(Items from a data source)

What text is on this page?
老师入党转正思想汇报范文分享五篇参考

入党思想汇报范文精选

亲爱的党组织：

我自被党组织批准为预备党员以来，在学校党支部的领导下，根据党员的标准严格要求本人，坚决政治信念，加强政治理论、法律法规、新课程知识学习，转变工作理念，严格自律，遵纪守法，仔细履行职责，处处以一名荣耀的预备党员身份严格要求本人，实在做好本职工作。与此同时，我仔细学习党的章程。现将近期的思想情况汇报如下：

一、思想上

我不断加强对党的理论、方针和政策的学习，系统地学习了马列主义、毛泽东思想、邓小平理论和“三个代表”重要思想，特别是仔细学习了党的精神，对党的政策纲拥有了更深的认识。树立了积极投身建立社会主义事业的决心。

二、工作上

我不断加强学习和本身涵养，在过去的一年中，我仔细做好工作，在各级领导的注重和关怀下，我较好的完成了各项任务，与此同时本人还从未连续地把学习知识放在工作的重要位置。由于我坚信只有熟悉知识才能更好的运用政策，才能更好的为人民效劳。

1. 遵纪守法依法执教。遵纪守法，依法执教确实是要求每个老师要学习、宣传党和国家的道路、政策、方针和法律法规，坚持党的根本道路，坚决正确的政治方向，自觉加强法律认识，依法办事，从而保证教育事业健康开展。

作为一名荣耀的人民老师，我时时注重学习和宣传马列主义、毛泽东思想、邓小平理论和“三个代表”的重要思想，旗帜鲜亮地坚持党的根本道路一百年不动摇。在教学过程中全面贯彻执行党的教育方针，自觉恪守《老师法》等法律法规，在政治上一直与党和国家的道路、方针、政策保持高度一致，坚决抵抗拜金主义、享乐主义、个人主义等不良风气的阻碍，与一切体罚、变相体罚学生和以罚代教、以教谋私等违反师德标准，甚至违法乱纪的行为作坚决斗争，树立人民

--

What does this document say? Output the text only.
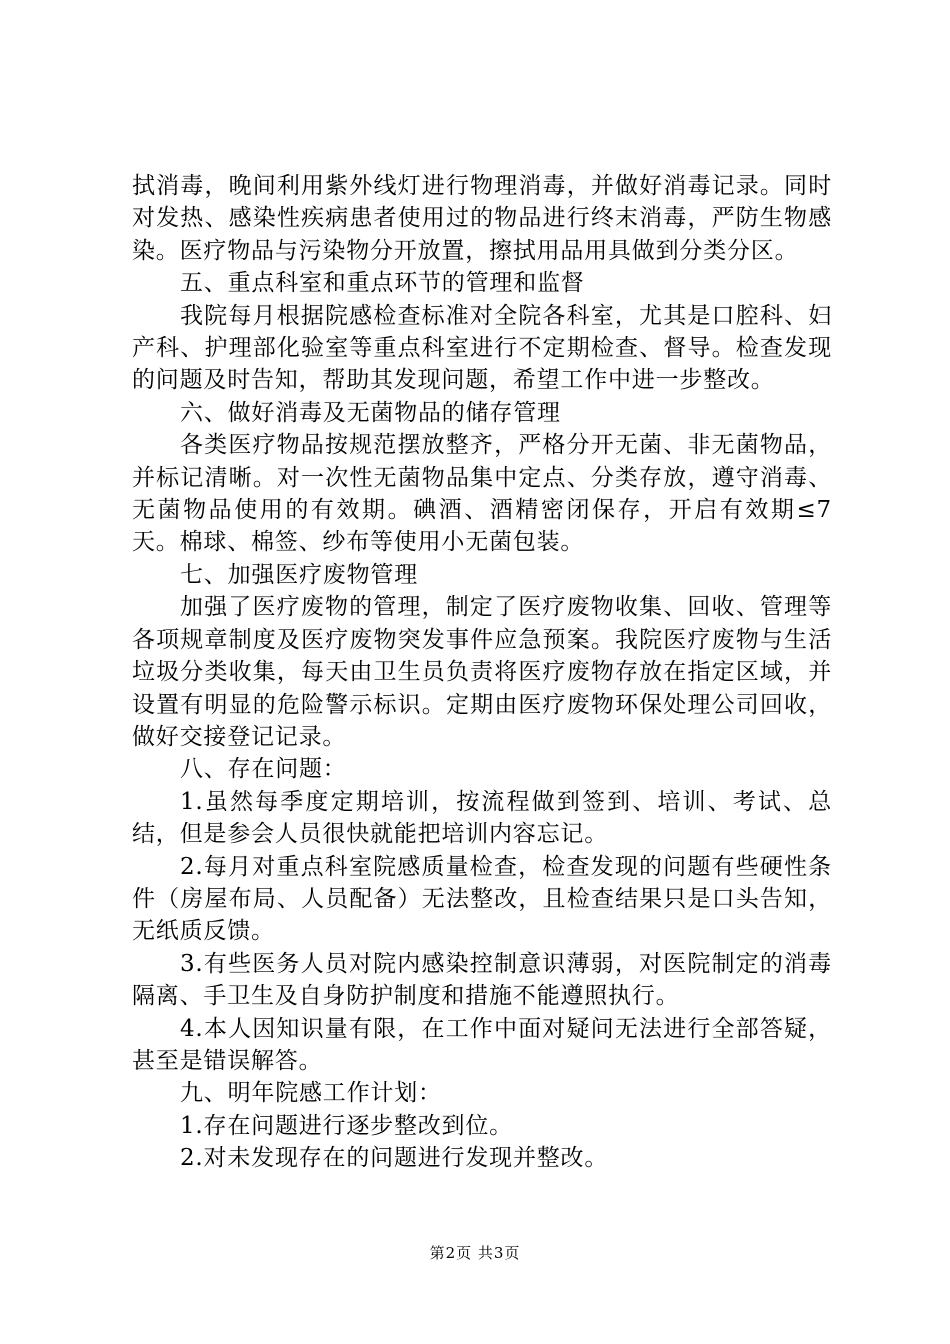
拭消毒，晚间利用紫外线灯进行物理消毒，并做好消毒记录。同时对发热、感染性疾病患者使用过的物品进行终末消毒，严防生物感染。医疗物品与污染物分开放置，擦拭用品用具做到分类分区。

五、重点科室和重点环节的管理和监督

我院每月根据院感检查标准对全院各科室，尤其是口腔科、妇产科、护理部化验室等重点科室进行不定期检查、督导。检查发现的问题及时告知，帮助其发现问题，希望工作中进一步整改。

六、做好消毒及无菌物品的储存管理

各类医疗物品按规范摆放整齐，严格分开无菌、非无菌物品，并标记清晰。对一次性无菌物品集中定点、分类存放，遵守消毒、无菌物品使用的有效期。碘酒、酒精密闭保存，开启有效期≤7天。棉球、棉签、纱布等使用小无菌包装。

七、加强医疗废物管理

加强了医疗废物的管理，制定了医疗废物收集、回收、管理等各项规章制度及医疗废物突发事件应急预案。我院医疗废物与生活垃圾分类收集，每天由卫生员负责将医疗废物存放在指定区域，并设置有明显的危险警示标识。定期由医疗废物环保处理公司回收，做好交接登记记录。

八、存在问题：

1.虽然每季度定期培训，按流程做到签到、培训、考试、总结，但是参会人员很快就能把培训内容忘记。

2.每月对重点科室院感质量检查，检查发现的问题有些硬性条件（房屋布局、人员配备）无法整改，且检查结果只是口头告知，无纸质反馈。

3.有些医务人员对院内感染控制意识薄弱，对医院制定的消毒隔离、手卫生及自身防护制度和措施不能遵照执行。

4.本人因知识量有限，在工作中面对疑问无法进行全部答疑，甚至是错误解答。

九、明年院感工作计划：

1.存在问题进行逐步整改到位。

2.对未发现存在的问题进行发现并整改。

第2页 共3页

...

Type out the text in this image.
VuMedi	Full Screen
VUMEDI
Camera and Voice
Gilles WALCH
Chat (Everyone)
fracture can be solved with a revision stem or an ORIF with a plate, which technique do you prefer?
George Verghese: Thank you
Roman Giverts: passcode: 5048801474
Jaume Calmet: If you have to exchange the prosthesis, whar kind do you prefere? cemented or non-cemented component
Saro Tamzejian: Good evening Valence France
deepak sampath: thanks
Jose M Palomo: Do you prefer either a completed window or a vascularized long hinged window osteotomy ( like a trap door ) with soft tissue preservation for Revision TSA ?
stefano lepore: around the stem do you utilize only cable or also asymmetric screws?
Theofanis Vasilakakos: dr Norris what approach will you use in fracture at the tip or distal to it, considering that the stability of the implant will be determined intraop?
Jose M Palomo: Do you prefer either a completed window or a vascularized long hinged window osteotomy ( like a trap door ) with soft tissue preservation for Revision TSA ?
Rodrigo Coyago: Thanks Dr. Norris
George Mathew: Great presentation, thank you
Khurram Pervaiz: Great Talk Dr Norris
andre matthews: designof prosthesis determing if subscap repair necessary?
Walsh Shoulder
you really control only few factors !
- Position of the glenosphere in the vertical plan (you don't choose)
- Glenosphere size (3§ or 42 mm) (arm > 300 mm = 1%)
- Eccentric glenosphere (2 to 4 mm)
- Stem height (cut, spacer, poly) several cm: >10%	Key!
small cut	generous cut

» **EXERCISE**
Find and copy every line in the entries above where the string "三个代表" occurs.

» **SOLUTION TO THIS PROBLEM**
我不断加强对党的理论、方针和政策的学习，系统地学习了马列主义、毛泽东思想、邓小平理论和“三个代表”重要思想，特别是仔细学习了党的精神，对党的政策纲拥有了更深的认识。树立了积极投身建立社会主义事业的决心。
作为一名荣耀的人民老师，我时时注重学习和宣传马列主义、毛泽东思想、邓小平理论和“三个代表”的重要思想，旗帜鲜亮地坚持党的根本道路一百年不动摇。在教学过程中全面贯彻执行党的教育方针，自觉恪守《老师法》等法律法规，在政治上一直与党和国家的道路、方针、政策保持高度一致，坚决抵抗拜金主义、享乐主义、个人主义等不良风气的阻碍，与一切体罚、变相体罚学生和以罚代教、以教谋私等违反师德标准，甚至违法乱纪的行为作坚决斗争，树立人民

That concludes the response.